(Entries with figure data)
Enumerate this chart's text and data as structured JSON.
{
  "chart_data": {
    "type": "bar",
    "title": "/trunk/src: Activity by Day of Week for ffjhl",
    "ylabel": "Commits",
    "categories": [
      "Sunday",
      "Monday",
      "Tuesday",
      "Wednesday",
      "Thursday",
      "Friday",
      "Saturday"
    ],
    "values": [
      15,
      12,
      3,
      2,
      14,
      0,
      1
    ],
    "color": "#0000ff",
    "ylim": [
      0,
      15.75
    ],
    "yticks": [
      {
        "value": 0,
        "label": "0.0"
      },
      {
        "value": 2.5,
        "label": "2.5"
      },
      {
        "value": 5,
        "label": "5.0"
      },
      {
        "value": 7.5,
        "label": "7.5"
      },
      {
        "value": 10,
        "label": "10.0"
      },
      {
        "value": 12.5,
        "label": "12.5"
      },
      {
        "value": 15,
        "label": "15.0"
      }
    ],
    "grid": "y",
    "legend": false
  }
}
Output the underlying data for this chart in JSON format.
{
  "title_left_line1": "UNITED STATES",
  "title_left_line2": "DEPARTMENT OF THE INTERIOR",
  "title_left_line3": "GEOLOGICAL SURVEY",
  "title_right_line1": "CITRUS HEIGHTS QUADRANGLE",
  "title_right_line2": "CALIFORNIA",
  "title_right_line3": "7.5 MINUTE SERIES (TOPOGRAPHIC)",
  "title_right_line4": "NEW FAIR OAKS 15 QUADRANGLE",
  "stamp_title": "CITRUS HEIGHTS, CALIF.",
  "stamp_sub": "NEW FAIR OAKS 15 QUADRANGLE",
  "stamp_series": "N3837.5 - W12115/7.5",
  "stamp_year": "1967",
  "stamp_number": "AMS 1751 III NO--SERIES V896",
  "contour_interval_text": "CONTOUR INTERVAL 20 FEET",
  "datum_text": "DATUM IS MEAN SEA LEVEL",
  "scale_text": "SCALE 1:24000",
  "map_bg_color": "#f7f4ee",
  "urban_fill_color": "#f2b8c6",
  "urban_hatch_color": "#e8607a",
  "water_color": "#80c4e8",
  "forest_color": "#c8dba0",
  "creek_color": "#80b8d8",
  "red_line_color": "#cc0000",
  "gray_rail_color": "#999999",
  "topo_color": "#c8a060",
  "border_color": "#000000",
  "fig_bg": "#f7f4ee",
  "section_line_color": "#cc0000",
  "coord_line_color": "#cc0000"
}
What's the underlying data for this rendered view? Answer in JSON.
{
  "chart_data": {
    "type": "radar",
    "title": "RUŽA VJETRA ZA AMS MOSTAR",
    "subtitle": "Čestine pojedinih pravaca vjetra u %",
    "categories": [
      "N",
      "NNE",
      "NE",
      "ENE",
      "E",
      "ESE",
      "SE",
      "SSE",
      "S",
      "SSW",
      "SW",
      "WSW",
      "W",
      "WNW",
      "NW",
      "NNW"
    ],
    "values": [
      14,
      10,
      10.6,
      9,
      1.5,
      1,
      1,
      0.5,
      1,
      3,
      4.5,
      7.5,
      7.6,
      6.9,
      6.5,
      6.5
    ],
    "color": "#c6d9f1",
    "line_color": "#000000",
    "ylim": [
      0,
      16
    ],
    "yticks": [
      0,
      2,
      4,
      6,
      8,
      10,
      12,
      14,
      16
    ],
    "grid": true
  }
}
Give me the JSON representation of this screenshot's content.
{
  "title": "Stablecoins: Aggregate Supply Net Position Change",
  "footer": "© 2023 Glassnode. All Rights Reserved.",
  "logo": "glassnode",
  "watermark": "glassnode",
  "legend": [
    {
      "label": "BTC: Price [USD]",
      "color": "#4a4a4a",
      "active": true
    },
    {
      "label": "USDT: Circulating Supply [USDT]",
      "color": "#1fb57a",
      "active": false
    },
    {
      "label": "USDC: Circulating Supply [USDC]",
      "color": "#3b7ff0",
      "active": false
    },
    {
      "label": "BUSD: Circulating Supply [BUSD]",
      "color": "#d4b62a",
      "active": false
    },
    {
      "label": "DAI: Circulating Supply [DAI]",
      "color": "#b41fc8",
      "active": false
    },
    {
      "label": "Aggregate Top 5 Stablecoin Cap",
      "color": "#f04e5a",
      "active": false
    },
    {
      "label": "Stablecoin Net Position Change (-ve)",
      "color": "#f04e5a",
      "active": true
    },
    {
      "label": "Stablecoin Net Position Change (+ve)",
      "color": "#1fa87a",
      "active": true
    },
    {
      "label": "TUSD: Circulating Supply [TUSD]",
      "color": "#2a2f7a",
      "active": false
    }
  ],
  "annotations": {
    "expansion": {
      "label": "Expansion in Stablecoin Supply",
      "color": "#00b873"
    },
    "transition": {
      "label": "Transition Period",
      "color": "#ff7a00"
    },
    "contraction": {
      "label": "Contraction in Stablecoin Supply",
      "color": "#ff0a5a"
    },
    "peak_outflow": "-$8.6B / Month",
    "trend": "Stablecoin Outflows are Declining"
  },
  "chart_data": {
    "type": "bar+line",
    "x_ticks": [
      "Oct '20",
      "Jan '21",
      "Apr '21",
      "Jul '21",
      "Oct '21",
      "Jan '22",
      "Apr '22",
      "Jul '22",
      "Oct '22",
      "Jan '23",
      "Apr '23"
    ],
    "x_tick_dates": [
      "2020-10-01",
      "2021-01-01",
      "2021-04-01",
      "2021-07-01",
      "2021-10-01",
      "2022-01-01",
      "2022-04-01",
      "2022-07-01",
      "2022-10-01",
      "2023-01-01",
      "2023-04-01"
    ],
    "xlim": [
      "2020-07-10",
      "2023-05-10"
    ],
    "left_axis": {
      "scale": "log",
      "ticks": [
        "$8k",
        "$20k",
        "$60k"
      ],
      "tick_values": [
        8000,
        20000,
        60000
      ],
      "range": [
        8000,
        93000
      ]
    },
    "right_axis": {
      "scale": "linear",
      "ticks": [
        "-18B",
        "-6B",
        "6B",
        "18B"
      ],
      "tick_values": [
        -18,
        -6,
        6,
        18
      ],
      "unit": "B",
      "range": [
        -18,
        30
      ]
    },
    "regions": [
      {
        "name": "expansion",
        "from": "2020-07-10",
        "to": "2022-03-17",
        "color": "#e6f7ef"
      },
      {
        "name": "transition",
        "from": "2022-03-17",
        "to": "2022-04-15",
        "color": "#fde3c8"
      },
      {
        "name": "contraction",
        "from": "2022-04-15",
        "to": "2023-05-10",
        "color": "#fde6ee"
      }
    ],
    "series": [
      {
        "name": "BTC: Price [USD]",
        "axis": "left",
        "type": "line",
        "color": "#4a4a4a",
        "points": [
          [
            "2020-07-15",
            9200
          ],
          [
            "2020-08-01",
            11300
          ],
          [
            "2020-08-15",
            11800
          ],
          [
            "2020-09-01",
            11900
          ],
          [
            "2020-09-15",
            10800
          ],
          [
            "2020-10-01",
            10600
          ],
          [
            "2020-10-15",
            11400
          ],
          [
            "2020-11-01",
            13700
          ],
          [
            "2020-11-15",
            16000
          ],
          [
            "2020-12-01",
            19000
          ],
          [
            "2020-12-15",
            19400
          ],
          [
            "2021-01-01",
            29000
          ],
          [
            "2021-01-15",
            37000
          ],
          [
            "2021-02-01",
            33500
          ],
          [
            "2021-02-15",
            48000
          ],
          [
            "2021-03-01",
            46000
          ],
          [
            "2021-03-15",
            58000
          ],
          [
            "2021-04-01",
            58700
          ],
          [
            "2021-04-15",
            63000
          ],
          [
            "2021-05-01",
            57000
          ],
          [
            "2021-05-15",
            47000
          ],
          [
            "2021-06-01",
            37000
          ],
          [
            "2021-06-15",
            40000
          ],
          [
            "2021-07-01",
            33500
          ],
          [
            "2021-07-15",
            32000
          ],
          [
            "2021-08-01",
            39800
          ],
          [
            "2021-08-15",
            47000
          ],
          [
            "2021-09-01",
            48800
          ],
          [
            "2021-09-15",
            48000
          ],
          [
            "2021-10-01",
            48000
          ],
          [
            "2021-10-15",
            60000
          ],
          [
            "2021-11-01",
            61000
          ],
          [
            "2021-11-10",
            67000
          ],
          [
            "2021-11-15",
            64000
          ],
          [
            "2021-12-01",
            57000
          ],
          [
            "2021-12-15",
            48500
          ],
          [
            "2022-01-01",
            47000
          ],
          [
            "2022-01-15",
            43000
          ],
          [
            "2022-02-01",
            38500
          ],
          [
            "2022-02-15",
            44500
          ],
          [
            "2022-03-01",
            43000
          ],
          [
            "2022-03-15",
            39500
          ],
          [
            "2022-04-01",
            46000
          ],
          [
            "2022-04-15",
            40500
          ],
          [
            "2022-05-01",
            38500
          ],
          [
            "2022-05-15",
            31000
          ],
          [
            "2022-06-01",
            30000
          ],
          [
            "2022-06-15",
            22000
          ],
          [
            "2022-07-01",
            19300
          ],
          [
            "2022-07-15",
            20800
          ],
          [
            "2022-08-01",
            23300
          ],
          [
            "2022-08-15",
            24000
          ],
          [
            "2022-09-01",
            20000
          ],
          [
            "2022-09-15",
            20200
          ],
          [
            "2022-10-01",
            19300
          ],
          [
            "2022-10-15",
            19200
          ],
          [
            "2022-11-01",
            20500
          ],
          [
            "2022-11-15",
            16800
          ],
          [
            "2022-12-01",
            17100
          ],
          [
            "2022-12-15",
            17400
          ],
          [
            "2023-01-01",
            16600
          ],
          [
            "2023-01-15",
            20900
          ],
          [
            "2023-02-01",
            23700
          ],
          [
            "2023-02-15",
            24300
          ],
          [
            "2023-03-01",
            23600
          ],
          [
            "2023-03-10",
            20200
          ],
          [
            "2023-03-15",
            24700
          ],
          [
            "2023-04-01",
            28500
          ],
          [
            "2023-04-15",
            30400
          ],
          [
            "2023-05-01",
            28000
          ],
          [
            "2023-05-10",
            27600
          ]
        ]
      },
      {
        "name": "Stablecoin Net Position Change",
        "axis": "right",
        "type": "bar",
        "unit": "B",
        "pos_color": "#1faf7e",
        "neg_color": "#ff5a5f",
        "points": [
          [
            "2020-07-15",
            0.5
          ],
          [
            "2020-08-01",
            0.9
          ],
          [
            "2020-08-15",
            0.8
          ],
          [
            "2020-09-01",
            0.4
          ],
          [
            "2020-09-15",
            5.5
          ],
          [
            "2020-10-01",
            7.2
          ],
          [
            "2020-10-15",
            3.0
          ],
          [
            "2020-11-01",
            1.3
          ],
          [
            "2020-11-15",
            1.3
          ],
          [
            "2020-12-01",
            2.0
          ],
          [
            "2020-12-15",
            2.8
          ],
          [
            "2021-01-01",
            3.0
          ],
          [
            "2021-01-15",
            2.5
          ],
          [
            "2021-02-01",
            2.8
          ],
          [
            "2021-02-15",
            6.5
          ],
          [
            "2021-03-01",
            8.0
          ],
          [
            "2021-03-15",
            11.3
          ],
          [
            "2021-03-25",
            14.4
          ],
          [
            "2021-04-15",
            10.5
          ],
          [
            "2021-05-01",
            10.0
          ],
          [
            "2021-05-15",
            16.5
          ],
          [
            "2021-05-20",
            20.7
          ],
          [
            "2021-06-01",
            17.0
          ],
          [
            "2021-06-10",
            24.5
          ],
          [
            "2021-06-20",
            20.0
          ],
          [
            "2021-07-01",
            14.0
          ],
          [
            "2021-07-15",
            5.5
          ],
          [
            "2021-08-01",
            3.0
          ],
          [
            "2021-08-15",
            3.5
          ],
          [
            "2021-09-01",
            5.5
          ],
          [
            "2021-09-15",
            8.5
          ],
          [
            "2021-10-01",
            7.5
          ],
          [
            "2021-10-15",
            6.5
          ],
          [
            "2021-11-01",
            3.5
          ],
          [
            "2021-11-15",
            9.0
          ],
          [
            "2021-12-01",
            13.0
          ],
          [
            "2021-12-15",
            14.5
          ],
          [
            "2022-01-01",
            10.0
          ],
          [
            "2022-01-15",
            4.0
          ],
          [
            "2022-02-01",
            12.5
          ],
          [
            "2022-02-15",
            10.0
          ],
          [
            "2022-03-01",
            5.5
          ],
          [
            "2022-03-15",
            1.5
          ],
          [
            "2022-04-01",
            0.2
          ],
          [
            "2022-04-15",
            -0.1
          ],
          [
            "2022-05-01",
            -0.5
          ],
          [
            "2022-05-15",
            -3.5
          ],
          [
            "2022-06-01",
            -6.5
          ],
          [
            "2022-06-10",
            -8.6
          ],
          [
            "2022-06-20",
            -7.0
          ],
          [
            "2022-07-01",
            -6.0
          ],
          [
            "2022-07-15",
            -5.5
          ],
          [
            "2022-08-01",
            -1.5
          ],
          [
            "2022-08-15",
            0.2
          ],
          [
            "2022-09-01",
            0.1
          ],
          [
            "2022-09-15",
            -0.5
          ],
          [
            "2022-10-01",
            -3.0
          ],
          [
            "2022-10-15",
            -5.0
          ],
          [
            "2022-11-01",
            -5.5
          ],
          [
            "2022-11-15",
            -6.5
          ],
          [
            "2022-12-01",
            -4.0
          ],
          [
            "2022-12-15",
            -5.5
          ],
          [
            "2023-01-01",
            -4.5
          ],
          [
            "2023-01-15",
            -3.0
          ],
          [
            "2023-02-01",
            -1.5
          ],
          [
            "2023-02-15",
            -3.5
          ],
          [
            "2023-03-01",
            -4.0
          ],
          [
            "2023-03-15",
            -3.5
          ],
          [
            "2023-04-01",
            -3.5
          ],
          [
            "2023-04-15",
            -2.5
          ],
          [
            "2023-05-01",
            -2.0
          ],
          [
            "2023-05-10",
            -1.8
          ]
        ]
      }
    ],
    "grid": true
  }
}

**CHALLENGE**. List all lines holding the string "Circulating".

**COMPLETED TASK**.
      "label": "USDT: Circulating Supply [USDT]",
      "label": "USDC: Circulating Supply [USDC]",
      "label": "BUSD: Circulating Supply [BUSD]",
      "label": "DAI: Circulating Supply [DAI]",
      "label": "TUSD: Circulating Supply [TUSD]",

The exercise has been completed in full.